§ SHORT TASK: Reproduce the data in its entirety, exactly as supplied.

§ LISTED RECORDS:
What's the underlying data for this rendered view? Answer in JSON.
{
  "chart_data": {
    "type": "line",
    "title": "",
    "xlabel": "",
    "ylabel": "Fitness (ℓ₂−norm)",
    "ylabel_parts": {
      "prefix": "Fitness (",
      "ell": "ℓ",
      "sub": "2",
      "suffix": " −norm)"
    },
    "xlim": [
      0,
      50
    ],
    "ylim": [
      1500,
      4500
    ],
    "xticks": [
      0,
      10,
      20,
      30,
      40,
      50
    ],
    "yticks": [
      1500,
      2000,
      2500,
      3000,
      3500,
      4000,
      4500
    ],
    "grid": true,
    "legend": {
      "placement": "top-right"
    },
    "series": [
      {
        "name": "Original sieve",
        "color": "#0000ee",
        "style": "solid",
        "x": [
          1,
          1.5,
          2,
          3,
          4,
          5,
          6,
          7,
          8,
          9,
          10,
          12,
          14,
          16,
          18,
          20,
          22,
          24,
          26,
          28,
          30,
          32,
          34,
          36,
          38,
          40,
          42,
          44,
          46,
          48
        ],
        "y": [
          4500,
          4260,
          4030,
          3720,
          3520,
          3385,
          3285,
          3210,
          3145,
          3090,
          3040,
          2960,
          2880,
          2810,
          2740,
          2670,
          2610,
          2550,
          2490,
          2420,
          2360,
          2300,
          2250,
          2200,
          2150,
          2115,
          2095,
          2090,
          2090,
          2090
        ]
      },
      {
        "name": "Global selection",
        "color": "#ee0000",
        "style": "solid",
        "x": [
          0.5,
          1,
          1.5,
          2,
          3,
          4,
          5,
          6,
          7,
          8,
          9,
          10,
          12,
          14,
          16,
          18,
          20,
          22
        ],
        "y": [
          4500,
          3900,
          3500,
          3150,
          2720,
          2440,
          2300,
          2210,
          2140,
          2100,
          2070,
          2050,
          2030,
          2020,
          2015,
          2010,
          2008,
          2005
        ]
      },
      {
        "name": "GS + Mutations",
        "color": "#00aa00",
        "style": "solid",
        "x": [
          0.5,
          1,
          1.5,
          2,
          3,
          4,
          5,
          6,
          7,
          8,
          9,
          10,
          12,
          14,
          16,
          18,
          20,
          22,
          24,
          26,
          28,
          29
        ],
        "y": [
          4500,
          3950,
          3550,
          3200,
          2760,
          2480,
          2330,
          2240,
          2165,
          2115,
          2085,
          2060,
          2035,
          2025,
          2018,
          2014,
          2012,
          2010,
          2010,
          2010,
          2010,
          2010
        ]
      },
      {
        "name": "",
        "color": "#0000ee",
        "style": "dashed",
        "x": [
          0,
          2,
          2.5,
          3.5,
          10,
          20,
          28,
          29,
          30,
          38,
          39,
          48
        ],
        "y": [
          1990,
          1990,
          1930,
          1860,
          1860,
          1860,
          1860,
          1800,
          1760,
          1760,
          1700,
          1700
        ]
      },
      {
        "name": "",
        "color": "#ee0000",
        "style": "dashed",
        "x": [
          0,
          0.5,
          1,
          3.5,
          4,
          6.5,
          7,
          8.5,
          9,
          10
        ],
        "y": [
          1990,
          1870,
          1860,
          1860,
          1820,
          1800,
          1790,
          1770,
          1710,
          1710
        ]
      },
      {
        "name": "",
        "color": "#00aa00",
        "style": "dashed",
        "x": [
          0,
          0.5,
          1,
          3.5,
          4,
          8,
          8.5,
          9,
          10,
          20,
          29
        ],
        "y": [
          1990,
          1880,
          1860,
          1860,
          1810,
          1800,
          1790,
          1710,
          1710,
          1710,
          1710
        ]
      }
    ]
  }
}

§ COMPLETED TASK:
What's the underlying data for this rendered view? Answer in JSON.
{
  "chart_data": {
    "type": "line",
    "title": "",
    "xlabel": "",
    "ylabel": "Fitness (ℓ₂−norm)",
    "ylabel_parts": {
      "prefix": "Fitness (",
      "ell": "ℓ",
      "sub": "2",
      "suffix": " −norm)"
    },
    "xlim": [
      0,
      50
    ],
    "ylim": [
      1500,
      4500
    ],
    "xticks": [
      0,
      10,
      20,
      30,
      40,
      50
    ],
    "yticks": [
      1500,
      2000,
      2500,
      3000,
      3500,
      4000,
      4500
    ],
    "grid": true,
    "legend": {
      "placement": "top-right"
    },
    "series": [
      {
        "name": "Original sieve",
        "color": "#0000ee",
        "style": "solid",
        "x": [
          1,
          1.5,
          2,
          3,
          4,
          5,
          6,
          7,
          8,
          9,
          10,
          12,
          14,
          16,
          18,
          20,
          22,
          24,
          26,
          28,
          30,
          32,
          34,
          36,
          38,
          40,
          42,
          44,
          46,
          48
        ],
        "y": [
          4500,
          4260,
          4030,
          3720,
          3520,
          3385,
          3285,
          3210,
          3145,
          3090,
          3040,
          2960,
          2880,
          2810,
          2740,
          2670,
          2610,
          2550,
          2490,
          2420,
          2360,
          2300,
          2250,
          2200,
          2150,
          2115,
          2095,
          2090,
          2090,
          2090
        ]
      },
      {
        "name": "Global selection",
        "color": "#ee0000",
        "style": "solid",
        "x": [
          0.5,
          1,
          1.5,
          2,
          3,
          4,
          5,
          6,
          7,
          8,
          9,
          10,
          12,
          14,
          16,
          18,
          20,
          22
        ],
        "y": [
          4500,
          3900,
          3500,
          3150,
          2720,
          2440,
          2300,
          2210,
          2140,
          2100,
          2070,
          2050,
          2030,
          2020,
          2015,
          2010,
          2008,
          2005
        ]
      },
      {
        "name": "GS + Mutations",
        "color": "#00aa00",
        "style": "solid",
        "x": [
          0.5,
          1,
          1.5,
          2,
          3,
          4,
          5,
          6,
          7,
          8,
          9,
          10,
          12,
          14,
          16,
          18,
          20,
          22,
          24,
          26,
          28,
          29
        ],
        "y": [
          4500,
          3950,
          3550,
          3200,
          2760,
          2480,
          2330,
          2240,
          2165,
          2115,
          2085,
          2060,
          2035,
          2025,
          2018,
          2014,
          2012,
          2010,
          2010,
          2010,
          2010,
          2010
        ]
      },
      {
        "name": "",
        "color": "#0000ee",
        "style": "dashed",
        "x": [
          0,
          2,
          2.5,
          3.5,
          10,
          20,
          28,
          29,
          30,
          38,
          39,
          48
        ],
        "y": [
          1990,
          1990,
          1930,
          1860,
          1860,
          1860,
          1860,
          1800,
          1760,
          1760,
          1700,
          1700
        ]
      },
      {
        "name": "",
        "color": "#ee0000",
        "style": "dashed",
        "x": [
          0,
          0.5,
          1,
          3.5,
          4,
          6.5,
          7,
          8.5,
          9,
          10
        ],
        "y": [
          1990,
          1870,
          1860,
          1860,
          1820,
          1800,
          1790,
          1770,
          1710,
          1710
        ]
      },
      {
        "name": "",
        "color": "#00aa00",
        "style": "dashed",
        "x": [
          0,
          0.5,
          1,
          3.5,
          4,
          8,
          8.5,
          9,
          10,
          20,
          29
        ],
        "y": [
          1990,
          1880,
          1860,
          1860,
          1810,
          1800,
          1790,
          1710,
          1710,
          1710,
          1710
        ]
      }
    ]
  }
}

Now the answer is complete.